**AIM**
The answer should be a single number: how many lines of the entries below hold the word "iPhone".

___

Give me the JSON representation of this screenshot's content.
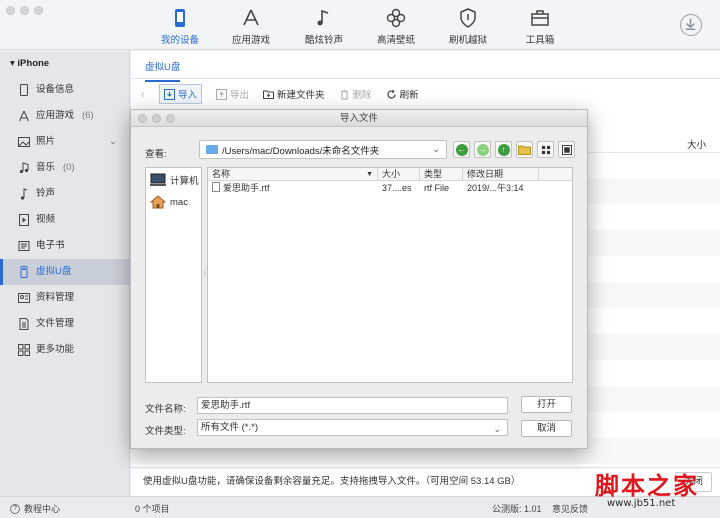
{
  "nav": {
    "items": [
      {
        "label": "我的设备",
        "icon": "phone-icon",
        "active": true
      },
      {
        "label": "应用游戏",
        "icon": "app-store-icon",
        "active": false
      },
      {
        "label": "酷炫铃声",
        "icon": "music-note-icon",
        "active": false
      },
      {
        "label": "高清壁纸",
        "icon": "flower-icon",
        "active": false
      },
      {
        "label": "刷机越狱",
        "icon": "shield-icon",
        "active": false
      },
      {
        "label": "工具箱",
        "icon": "toolbox-icon",
        "active": false
      }
    ],
    "accent": "#2a6bd1"
  },
  "sidebar": {
    "device": "iPhone",
    "items": [
      {
        "label": "设备信息",
        "icon": "device-info-icon",
        "count": ""
      },
      {
        "label": "应用游戏",
        "icon": "app-icon",
        "count": "(6)"
      },
      {
        "label": "照片",
        "icon": "photo-icon",
        "count": ""
      },
      {
        "label": "音乐",
        "icon": "music-icon",
        "count": "(0)"
      },
      {
        "label": "铃声",
        "icon": "ringtone-icon",
        "count": ""
      },
      {
        "label": "视频",
        "icon": "video-icon",
        "count": ""
      },
      {
        "label": "电子书",
        "icon": "ebook-icon",
        "count": ""
      },
      {
        "label": "虚拟U盘",
        "icon": "usb-drive-icon",
        "count": ""
      },
      {
        "label": "资料管理",
        "icon": "data-icon",
        "count": ""
      },
      {
        "label": "文件管理",
        "icon": "file-icon",
        "count": ""
      },
      {
        "label": "更多功能",
        "icon": "grid-icon",
        "count": ""
      }
    ]
  },
  "main": {
    "tab": "虚拟U盘",
    "toolbar": {
      "import": "导入",
      "export": "导出",
      "new_folder": "新建文件夹",
      "delete": "删除",
      "refresh": "刷新"
    },
    "size_col": "大小",
    "footer_text": "使用虚拟U盘功能，请确保设备剩余容量充足。支持拖拽导入文件。（可用空间 53.14 GB）",
    "close": "关闭"
  },
  "dialog": {
    "title": "导入文件",
    "look_in_label": "查看:",
    "look_in_path": "/Users/mac/Downloads/未命名文件夹",
    "places": [
      {
        "label": "计算机",
        "icon": "computer-icon"
      },
      {
        "label": "mac",
        "icon": "home-icon"
      }
    ],
    "columns": [
      "名称",
      "大小",
      "类型",
      "修改日期"
    ],
    "files": [
      {
        "name": "爱思助手.rtf",
        "size": "37....es",
        "type": "rtf File",
        "date": "2019/...午3:14"
      }
    ],
    "file_name_label": "文件名称:",
    "file_name_value": "爱思助手.rtf",
    "file_type_label": "文件类型:",
    "file_type_value": "所有文件 (*.*)",
    "open": "打开",
    "cancel": "取消"
  },
  "status": {
    "help": "教程中心",
    "count": "0 个项目",
    "version": "公测版: 1.01",
    "feedback": "意见反馈"
  },
  "watermark": {
    "text": "脚本之家",
    "url": "www.jb51.net"
  }
}
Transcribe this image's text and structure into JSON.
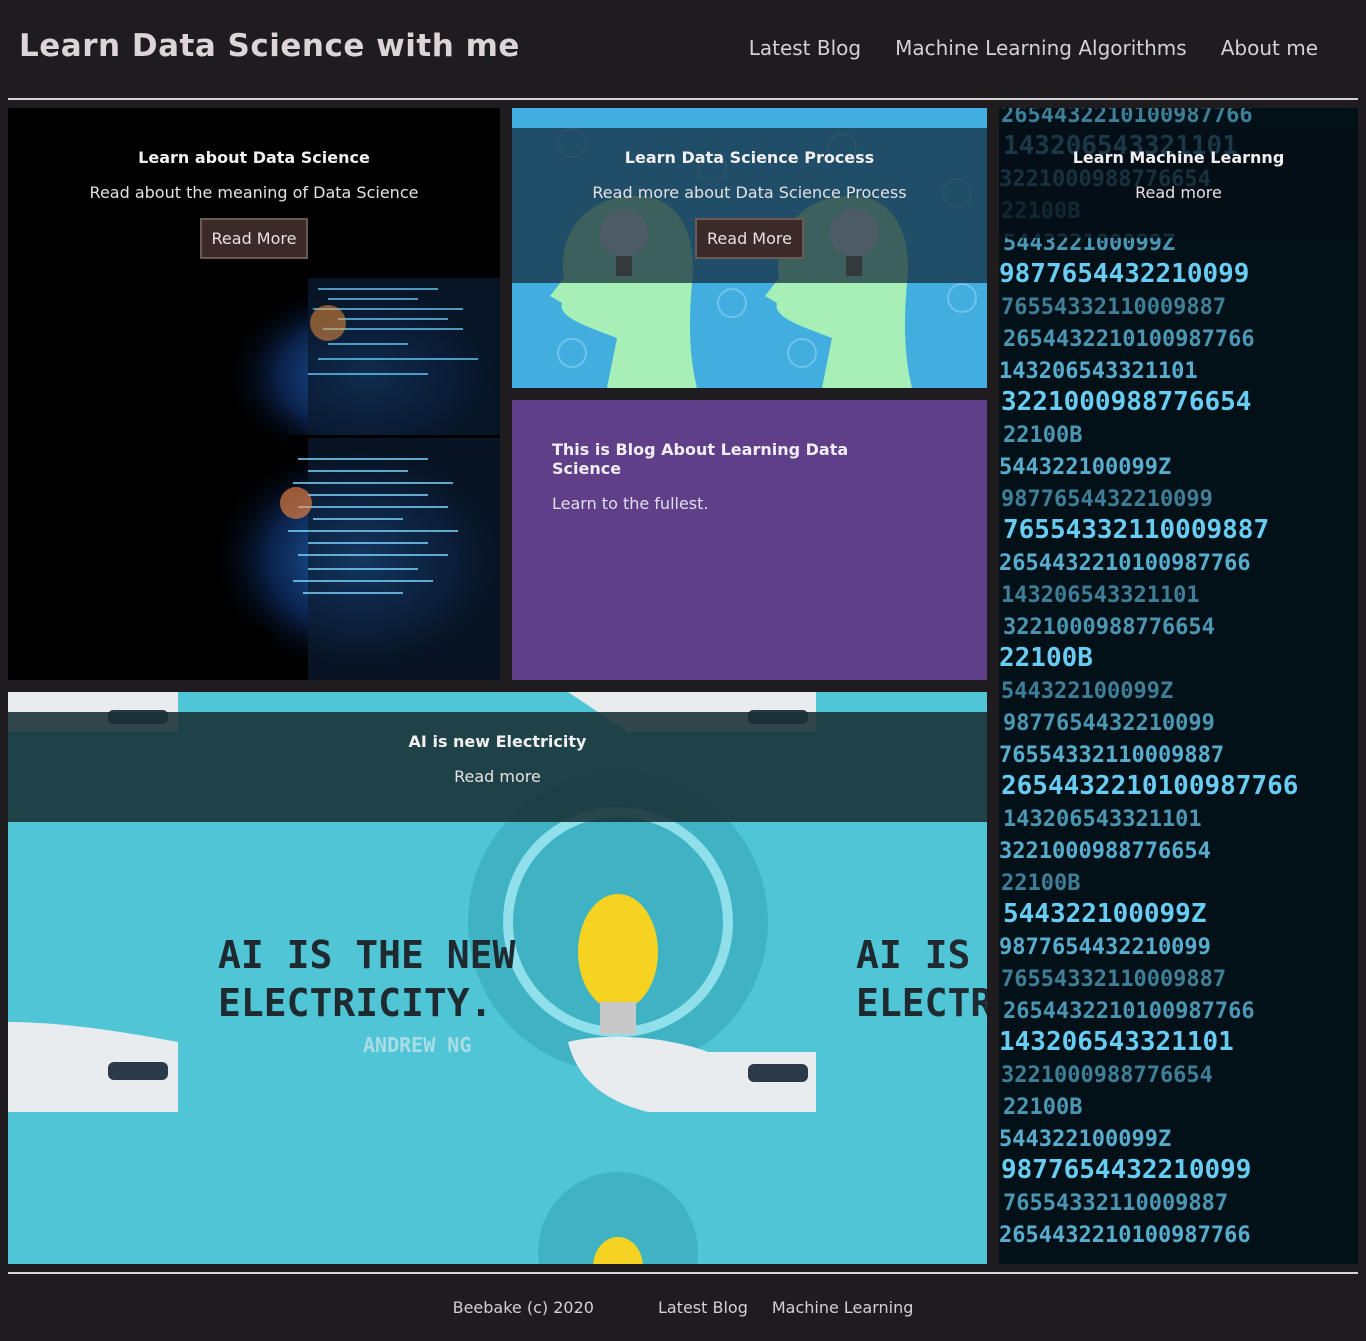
{
  "header": {
    "title": "Learn Data Science with me",
    "nav": [
      "Latest Blog",
      "Machine Learning Algorithms",
      "About me"
    ]
  },
  "cards": {
    "data_science": {
      "title": "Learn about Data Science",
      "text": "Read about the meaning of Data Science",
      "button": "Read More"
    },
    "process": {
      "title": "Learn Data Science Process",
      "text": "Read more about Data Science Process",
      "button": "Read More"
    },
    "blog": {
      "title": "This is Blog About Learning Data Science",
      "text": "Learn to the fullest."
    },
    "ml": {
      "title": "Learn Machine Learnng",
      "text": "Read more"
    },
    "ai": {
      "title": "AI is new Electricity",
      "text": "Read more"
    }
  },
  "ai_image": {
    "quote_line1": "AI IS THE NEW",
    "quote_line2": "ELECTRICITY.",
    "quote_author": "ANDREW NG",
    "partial_line1": "AI IS T",
    "partial_line2": "ELECTR"
  },
  "ml_image": {
    "digits": [
      "2654432210100987766",
      "143206543321101",
      "3221000988776654",
      "22100B",
      "544322100099Z",
      "9877654432210099",
      "76554332110009887"
    ]
  },
  "footer": {
    "copyright": "Beebake (c) 2020",
    "links": [
      "Latest Blog",
      "Machine Learning"
    ]
  },
  "colors": {
    "background": "#1e1c1f",
    "purple_card": "#5e3f88",
    "button_bg": "#3b2a27",
    "ai_cyan": "#4fc5d6"
  }
}
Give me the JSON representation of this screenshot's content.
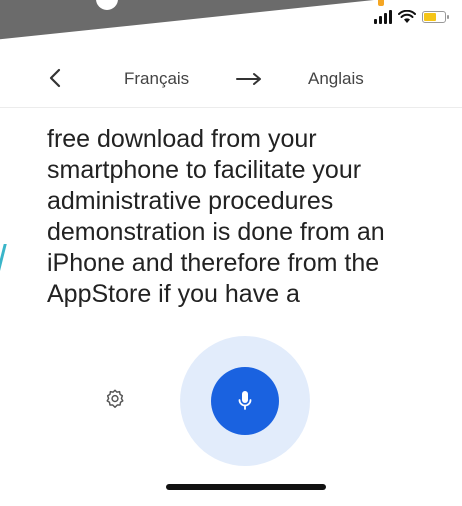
{
  "header": {
    "source_language": "Français",
    "target_language": "Anglais"
  },
  "transcript": {
    "lines": [
      "free download from your",
      "smartphone to facilitate your",
      "administrative procedures",
      "demonstration is done from an",
      "iPhone and therefore from the",
      "AppStore if you have a"
    ]
  },
  "colors": {
    "mic_button": "#1a62e0",
    "mic_halo": "#e2ecfb",
    "battery": "#f5c518",
    "banner": "#6b6b6b"
  },
  "icons": {
    "back": "chevron-left-icon",
    "swap": "arrow-right-icon",
    "settings": "gear-icon",
    "mic": "microphone-icon"
  }
}
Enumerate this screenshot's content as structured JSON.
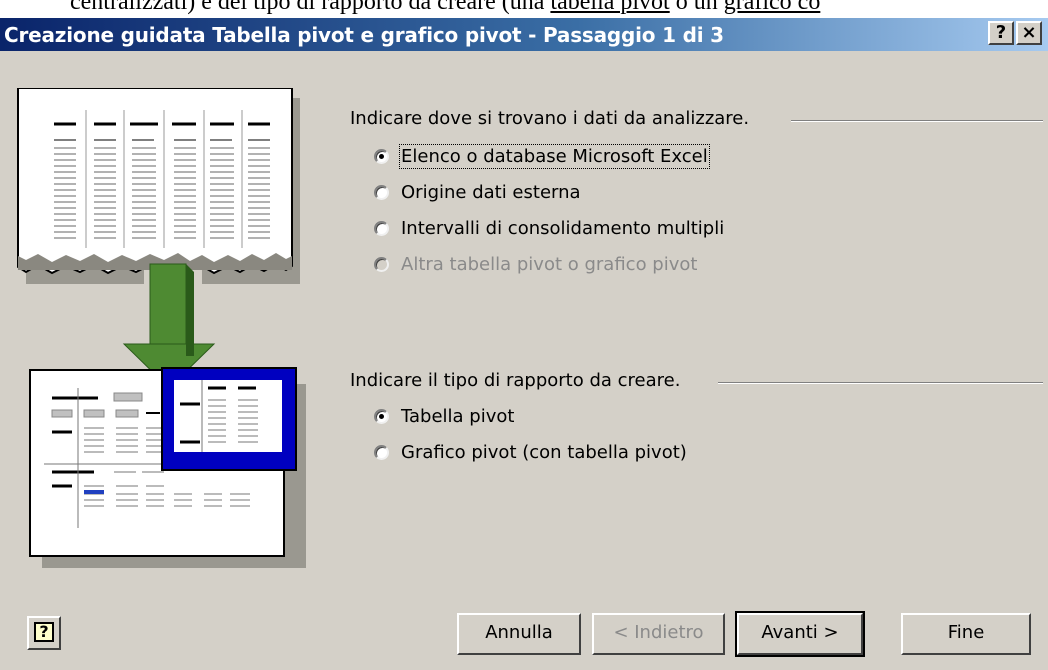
{
  "background_text": {
    "prefix": "centralizzati) e del tipo di rapporto da creare (una ",
    "link1": "tabella pivot",
    "middle": " o un ",
    "link2": "grafico co"
  },
  "window": {
    "title": "Creazione guidata Tabella pivot e grafico pivot - Passaggio 1 di 3",
    "help_button": "?",
    "close_button": "×"
  },
  "data_source": {
    "heading": "Indicare dove si trovano i dati da analizzare.",
    "options": [
      {
        "label": "Elenco o database Microsoft Excel",
        "selected": true,
        "enabled": true
      },
      {
        "label": "Origine dati esterna",
        "selected": false,
        "enabled": true
      },
      {
        "label": "Intervalli di consolidamento multipli",
        "selected": false,
        "enabled": true
      },
      {
        "label": "Altra tabella pivot o grafico pivot",
        "selected": false,
        "enabled": false
      }
    ]
  },
  "report_type": {
    "heading": "Indicare il tipo di rapporto da creare.",
    "options": [
      {
        "label": "Tabella pivot",
        "selected": true,
        "enabled": true
      },
      {
        "label": "Grafico pivot (con tabella pivot)",
        "selected": false,
        "enabled": true
      }
    ]
  },
  "buttons": {
    "cancel": "Annulla",
    "back": "< Indietro",
    "next": "Avanti >",
    "finish": "Fine"
  },
  "colors": {
    "titlebar_start": "#0a246a",
    "titlebar_end": "#a6caf0",
    "face": "#d4d0c8",
    "arrow_green": "#4e8a32",
    "pivot_blue": "#0000c0"
  },
  "icons": {
    "help": "help-icon",
    "wizard_illustration": "pivot-wizard-illustration"
  }
}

___

**FINISHED ANSWER**
2